What needs to be done >>
From the entries below, copy every line where the string "CÓDIGO" appears.

(Stored records)
┄┄┄┄┄┄┄┄┄┄
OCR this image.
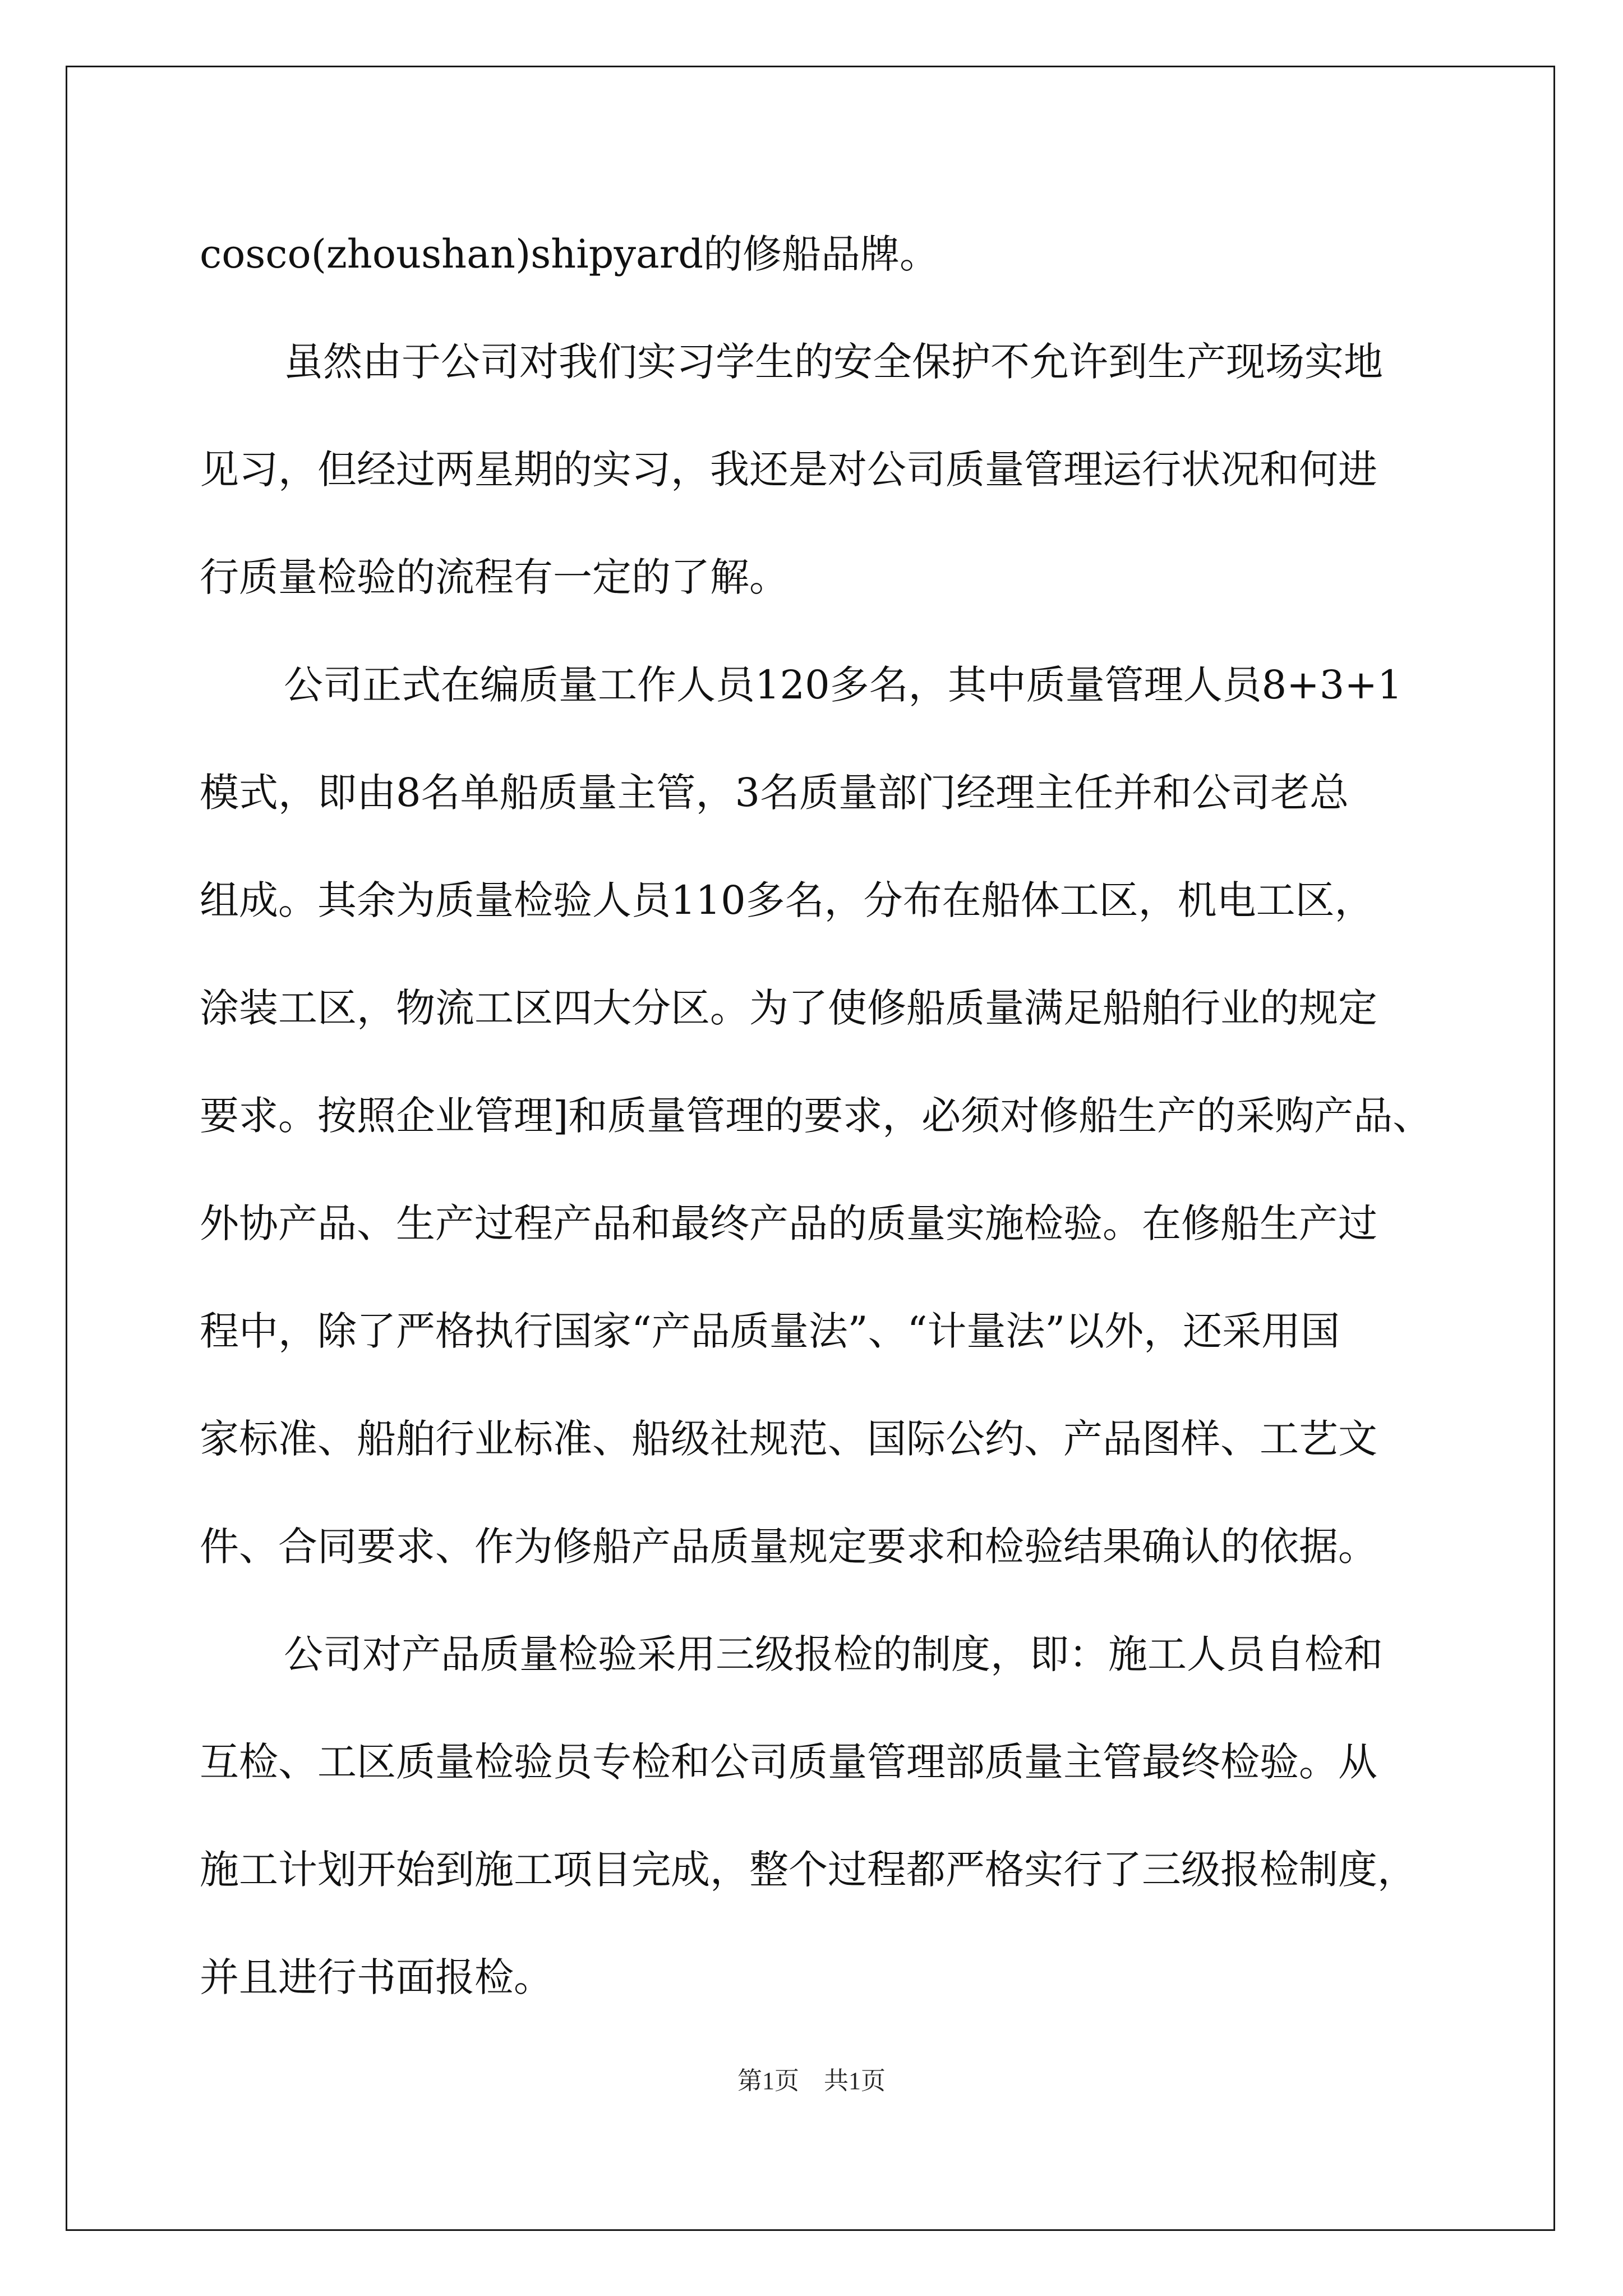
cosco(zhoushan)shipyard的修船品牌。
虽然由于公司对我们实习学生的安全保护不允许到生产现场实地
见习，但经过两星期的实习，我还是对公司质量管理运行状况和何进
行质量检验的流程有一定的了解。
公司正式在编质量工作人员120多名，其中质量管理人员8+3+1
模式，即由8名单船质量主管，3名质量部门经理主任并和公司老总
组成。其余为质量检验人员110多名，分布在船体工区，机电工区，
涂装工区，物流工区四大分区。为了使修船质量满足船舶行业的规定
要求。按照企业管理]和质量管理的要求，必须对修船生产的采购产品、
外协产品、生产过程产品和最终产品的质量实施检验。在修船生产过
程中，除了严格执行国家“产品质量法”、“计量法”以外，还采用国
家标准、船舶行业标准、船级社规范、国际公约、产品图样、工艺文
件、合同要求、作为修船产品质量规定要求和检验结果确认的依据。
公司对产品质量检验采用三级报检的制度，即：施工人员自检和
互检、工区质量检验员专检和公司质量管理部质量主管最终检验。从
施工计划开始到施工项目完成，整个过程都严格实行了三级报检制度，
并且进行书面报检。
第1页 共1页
┄┄┄┄┄┄┄┄┄┄
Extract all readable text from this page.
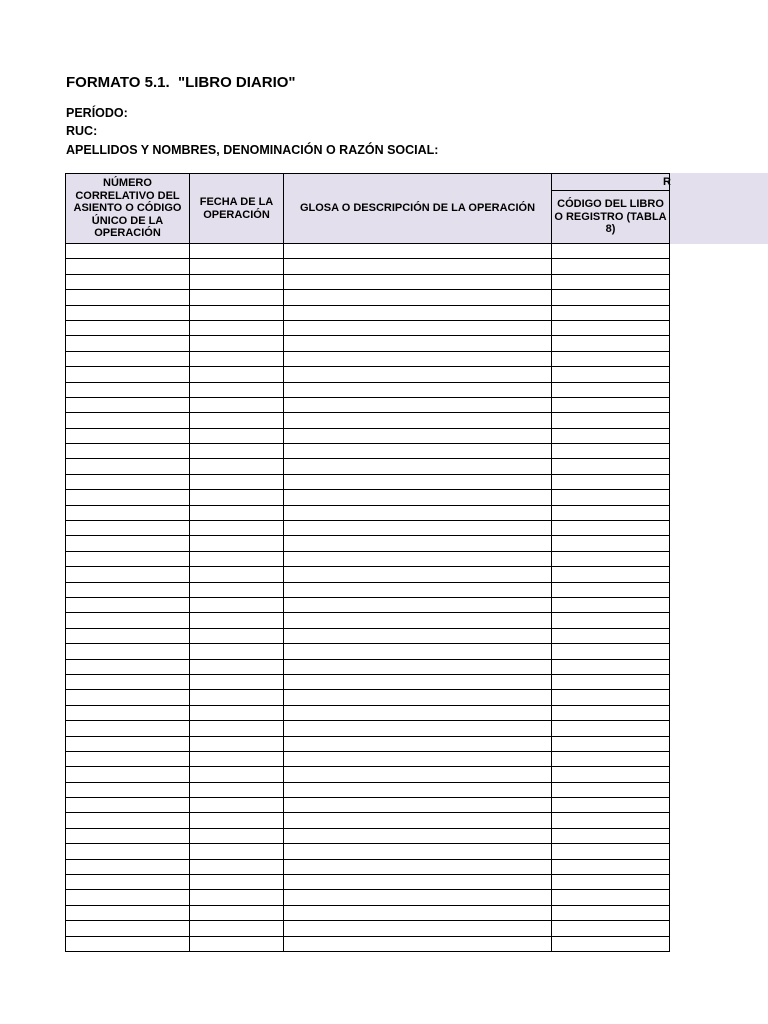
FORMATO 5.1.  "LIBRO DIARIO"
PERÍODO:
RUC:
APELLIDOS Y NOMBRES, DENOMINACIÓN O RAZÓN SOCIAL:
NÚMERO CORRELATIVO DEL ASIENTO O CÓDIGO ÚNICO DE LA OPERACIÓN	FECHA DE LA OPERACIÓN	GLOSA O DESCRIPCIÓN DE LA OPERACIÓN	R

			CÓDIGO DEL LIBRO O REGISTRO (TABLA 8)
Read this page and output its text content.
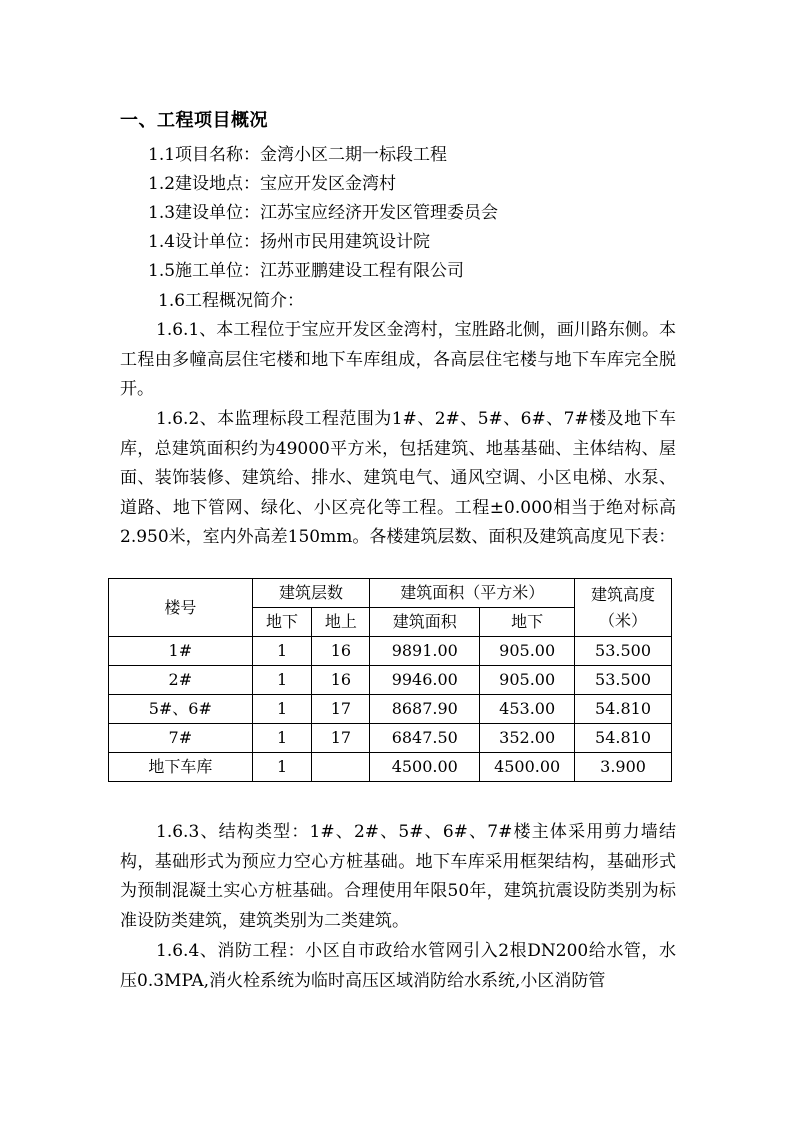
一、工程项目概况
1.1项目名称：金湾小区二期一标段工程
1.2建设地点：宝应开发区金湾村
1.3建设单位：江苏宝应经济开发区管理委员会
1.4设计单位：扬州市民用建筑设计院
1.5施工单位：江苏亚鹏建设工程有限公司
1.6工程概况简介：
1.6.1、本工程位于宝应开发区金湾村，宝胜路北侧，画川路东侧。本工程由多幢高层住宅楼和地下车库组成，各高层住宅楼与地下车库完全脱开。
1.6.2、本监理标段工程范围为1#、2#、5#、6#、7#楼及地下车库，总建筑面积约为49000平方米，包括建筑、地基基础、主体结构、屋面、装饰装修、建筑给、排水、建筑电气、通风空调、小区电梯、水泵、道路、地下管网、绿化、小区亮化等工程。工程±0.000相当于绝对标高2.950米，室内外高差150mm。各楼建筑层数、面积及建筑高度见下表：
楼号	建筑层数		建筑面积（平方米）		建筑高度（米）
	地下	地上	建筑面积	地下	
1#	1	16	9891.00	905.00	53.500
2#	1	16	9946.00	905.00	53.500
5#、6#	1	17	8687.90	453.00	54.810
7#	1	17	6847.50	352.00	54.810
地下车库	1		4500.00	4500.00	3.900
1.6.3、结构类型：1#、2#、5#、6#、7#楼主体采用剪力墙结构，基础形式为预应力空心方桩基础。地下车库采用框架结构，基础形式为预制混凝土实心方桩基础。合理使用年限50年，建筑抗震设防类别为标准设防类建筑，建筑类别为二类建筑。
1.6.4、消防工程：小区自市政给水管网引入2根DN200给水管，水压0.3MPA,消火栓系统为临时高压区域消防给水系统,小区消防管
┄┄┄┄┄┄┄┄┄┄
Task solution >>
NÚMERO CORRELATIVO DEL ASIENTO O CÓDIGO ÚNICO DE LA OPERACIÓN	FECHA DE LA OPERACIÓN	GLOSA O DESCRIPCIÓN DE LA OPERACIÓN	R
			CÓDIGO DEL LIBRO O REGISTRO (TABLA 8)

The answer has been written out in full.